:: ENTRIES SUPPLIED

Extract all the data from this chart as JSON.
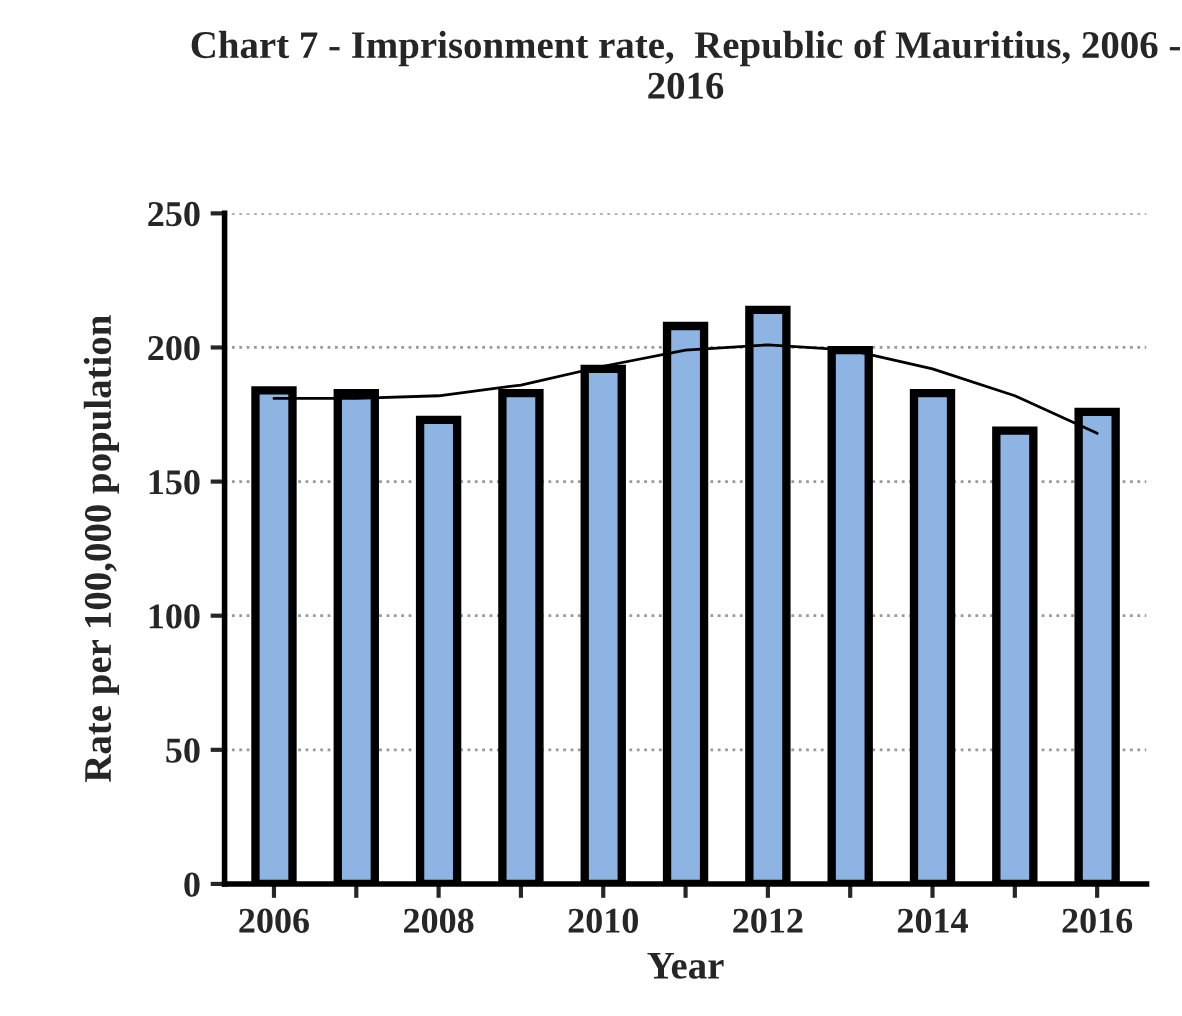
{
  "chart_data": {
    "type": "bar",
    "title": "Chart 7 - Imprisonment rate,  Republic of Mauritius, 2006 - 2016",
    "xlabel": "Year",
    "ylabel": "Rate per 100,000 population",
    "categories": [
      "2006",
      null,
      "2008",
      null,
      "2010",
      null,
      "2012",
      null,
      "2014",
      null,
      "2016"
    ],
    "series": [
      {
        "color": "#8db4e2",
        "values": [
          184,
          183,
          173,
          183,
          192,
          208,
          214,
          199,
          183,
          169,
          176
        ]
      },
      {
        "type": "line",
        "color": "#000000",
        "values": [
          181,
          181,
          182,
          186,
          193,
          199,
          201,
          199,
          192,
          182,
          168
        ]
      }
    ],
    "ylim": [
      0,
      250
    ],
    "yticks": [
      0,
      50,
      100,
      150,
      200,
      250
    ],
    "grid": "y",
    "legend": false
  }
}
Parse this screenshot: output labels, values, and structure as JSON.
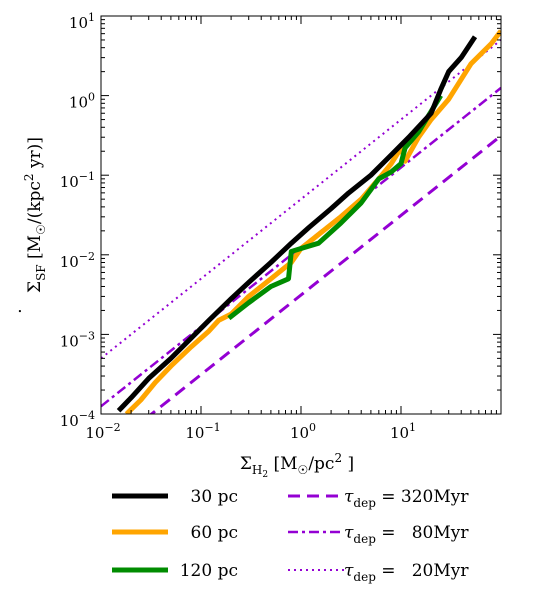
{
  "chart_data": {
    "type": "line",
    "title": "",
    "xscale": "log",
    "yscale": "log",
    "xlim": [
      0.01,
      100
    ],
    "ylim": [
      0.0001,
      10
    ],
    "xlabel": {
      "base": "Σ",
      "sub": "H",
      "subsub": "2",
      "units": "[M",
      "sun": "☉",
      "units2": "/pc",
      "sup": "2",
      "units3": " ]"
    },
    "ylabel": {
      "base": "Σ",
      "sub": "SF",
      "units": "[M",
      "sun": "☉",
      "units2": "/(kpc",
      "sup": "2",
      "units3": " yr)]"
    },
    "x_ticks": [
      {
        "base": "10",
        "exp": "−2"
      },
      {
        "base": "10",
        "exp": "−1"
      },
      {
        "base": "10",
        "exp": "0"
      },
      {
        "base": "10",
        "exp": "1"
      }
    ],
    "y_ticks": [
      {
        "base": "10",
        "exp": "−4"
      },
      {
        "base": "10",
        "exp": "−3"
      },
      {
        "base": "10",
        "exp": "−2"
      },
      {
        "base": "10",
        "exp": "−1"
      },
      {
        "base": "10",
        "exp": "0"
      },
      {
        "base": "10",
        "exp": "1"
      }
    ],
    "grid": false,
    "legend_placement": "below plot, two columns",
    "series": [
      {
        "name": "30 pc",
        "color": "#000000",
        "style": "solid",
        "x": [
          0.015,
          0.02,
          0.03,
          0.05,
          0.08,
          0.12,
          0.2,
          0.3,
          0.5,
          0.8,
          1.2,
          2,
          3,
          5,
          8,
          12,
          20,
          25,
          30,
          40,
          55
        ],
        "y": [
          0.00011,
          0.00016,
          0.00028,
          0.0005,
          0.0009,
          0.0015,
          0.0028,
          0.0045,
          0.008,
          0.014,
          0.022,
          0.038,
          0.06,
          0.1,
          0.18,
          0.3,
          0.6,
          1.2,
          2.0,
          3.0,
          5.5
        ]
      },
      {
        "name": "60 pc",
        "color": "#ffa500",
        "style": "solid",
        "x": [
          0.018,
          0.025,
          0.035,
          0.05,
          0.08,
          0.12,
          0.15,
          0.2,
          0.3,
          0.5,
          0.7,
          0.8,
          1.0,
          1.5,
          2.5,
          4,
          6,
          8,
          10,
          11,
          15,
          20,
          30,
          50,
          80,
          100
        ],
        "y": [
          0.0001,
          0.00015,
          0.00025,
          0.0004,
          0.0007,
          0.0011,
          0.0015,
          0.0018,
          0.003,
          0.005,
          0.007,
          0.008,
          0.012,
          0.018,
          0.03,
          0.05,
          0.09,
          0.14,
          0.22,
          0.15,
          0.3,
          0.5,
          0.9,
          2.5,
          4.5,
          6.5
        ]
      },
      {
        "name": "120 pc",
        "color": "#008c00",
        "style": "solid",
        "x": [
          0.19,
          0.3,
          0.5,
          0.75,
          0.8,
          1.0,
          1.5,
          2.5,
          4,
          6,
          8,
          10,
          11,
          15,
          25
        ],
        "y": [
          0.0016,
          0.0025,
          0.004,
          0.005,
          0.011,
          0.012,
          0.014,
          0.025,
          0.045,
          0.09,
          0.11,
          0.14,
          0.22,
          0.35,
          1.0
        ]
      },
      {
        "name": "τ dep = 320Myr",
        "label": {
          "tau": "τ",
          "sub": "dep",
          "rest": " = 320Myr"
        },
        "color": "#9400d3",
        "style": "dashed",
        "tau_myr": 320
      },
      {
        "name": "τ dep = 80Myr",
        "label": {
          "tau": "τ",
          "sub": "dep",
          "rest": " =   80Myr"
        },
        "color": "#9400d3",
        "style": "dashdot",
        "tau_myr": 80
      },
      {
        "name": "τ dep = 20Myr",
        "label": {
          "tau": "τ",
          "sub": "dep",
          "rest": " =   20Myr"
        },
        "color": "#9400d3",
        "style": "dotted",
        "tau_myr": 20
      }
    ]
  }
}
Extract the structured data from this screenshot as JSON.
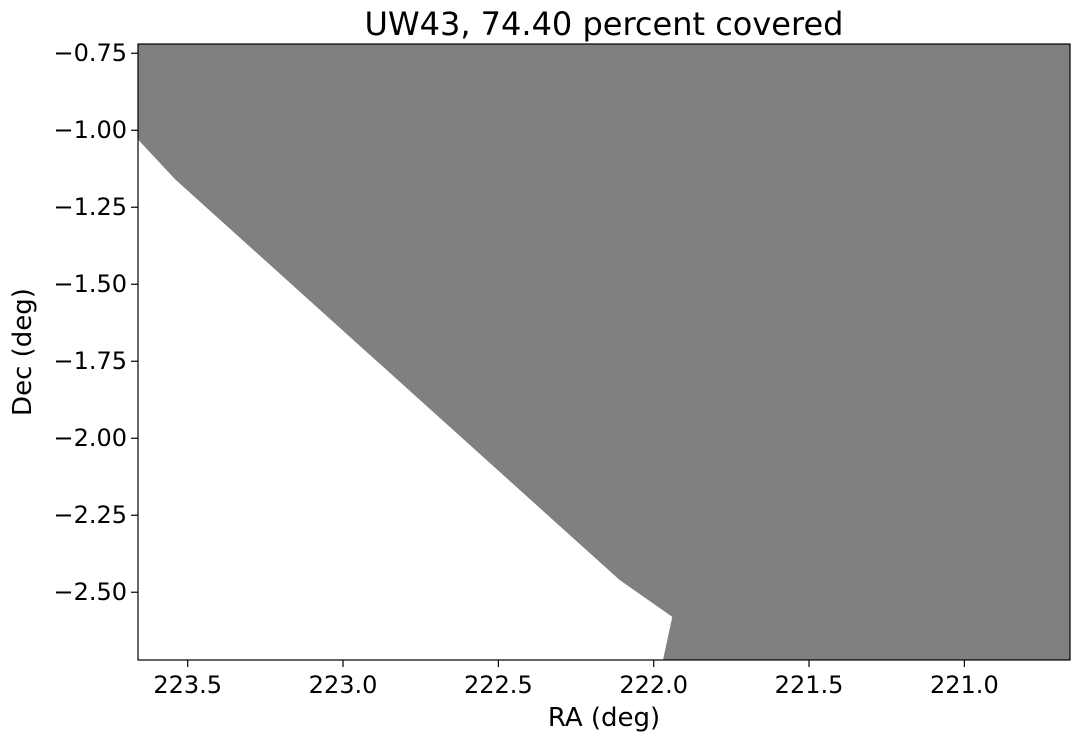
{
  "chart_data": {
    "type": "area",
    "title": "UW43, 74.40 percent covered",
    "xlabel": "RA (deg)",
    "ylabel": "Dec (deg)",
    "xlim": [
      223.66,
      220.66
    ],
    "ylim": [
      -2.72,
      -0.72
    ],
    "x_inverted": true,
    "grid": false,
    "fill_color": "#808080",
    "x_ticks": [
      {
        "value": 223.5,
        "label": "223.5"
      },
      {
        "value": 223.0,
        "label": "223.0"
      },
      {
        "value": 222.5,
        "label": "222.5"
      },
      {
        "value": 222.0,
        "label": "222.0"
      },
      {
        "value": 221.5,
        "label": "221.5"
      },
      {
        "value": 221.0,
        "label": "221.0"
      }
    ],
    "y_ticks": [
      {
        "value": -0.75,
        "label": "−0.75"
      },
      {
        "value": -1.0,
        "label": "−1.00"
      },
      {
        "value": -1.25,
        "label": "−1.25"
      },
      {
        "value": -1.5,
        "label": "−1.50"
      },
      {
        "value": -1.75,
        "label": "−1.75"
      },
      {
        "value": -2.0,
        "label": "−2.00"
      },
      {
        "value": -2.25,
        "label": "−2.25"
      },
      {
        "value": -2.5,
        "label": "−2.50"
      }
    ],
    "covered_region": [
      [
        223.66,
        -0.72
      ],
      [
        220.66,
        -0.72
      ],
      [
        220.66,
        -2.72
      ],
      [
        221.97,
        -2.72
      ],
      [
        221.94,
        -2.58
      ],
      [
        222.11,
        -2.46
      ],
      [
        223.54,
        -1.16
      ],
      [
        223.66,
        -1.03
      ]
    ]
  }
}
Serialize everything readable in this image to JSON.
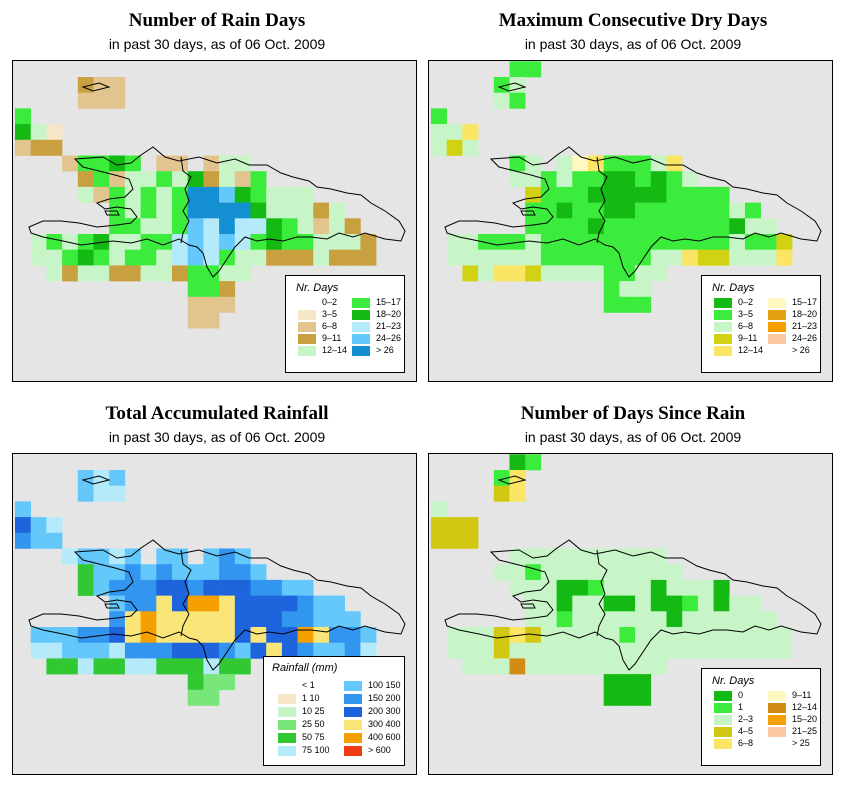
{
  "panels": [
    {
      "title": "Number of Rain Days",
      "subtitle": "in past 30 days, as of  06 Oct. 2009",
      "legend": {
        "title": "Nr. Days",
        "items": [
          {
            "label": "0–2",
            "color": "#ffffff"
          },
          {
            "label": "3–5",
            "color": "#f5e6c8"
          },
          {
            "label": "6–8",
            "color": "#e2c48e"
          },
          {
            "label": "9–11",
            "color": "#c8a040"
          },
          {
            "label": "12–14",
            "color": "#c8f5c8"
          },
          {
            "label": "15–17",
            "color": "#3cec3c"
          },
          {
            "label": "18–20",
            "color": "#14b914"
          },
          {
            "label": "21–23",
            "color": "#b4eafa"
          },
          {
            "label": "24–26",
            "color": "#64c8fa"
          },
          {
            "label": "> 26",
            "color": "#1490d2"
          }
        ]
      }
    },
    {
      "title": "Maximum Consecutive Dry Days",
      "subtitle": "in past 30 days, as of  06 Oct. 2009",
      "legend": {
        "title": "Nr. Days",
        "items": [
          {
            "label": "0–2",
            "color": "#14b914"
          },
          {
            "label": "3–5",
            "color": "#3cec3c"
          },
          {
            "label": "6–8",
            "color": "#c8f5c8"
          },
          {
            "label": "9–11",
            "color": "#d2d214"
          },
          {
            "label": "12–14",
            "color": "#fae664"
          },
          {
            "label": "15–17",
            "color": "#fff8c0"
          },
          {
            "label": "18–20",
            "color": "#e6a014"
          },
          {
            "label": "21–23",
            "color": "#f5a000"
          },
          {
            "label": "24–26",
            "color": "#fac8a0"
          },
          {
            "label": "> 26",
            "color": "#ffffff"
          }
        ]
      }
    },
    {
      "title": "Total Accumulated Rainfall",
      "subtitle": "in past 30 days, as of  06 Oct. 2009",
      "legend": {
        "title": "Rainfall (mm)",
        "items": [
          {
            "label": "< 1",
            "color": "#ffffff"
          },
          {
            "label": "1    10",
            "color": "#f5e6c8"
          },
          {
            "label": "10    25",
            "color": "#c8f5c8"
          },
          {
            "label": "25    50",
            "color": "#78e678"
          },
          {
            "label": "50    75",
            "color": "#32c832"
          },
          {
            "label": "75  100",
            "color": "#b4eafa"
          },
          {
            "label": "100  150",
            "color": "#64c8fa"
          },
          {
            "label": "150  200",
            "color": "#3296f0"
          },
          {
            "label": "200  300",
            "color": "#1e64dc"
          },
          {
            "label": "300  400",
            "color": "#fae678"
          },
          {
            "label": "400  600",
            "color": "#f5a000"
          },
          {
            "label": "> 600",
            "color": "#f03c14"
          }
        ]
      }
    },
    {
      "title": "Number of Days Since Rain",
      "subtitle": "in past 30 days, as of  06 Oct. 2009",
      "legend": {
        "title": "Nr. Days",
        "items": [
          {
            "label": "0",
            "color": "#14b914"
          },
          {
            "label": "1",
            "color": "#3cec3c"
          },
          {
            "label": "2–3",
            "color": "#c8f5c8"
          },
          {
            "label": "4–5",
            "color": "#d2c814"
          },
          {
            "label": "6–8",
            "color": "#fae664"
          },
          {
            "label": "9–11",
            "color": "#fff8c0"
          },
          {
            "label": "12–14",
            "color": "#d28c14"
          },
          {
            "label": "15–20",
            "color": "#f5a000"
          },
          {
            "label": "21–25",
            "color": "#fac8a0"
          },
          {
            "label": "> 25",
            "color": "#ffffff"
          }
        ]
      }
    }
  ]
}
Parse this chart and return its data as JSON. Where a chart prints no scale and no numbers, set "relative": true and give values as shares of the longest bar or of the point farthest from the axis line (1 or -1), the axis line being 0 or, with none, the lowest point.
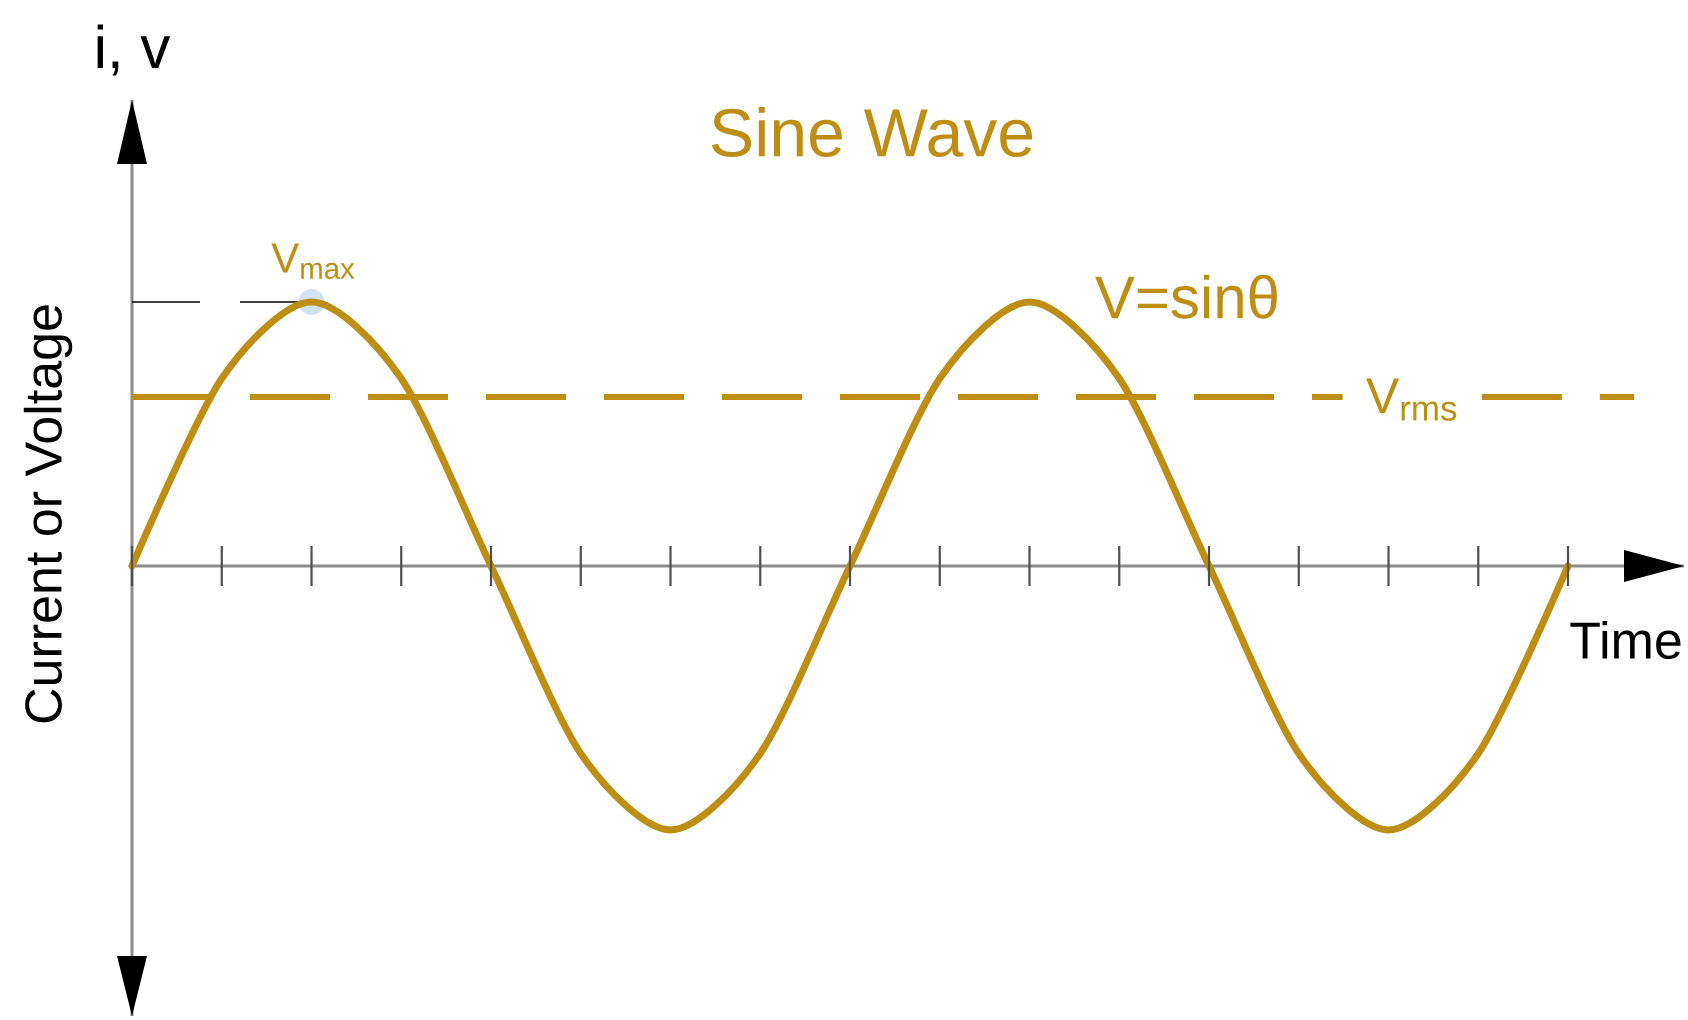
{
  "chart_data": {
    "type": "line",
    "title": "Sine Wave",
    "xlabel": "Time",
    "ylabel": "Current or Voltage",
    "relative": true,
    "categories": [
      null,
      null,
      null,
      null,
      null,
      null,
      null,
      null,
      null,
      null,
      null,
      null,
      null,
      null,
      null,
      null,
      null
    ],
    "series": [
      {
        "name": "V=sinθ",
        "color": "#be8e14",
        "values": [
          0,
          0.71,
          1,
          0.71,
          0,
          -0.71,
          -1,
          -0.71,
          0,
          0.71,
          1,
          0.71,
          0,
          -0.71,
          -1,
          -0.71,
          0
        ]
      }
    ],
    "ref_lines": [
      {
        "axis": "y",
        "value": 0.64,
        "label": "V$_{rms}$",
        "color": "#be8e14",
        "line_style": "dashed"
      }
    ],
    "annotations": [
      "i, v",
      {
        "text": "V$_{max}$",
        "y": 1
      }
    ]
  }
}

::::

Return each line where "true" shows up.

    "x_inverted": true,
Parse this chart and return its data as JSON. Where a chart prints no scale and no numbers, set "relative": true and give values as shares of the longest bar or of the point farthest from the axis line (1 or -1), the axis line being 0 or, with none, the lowest point.
    "relative": true,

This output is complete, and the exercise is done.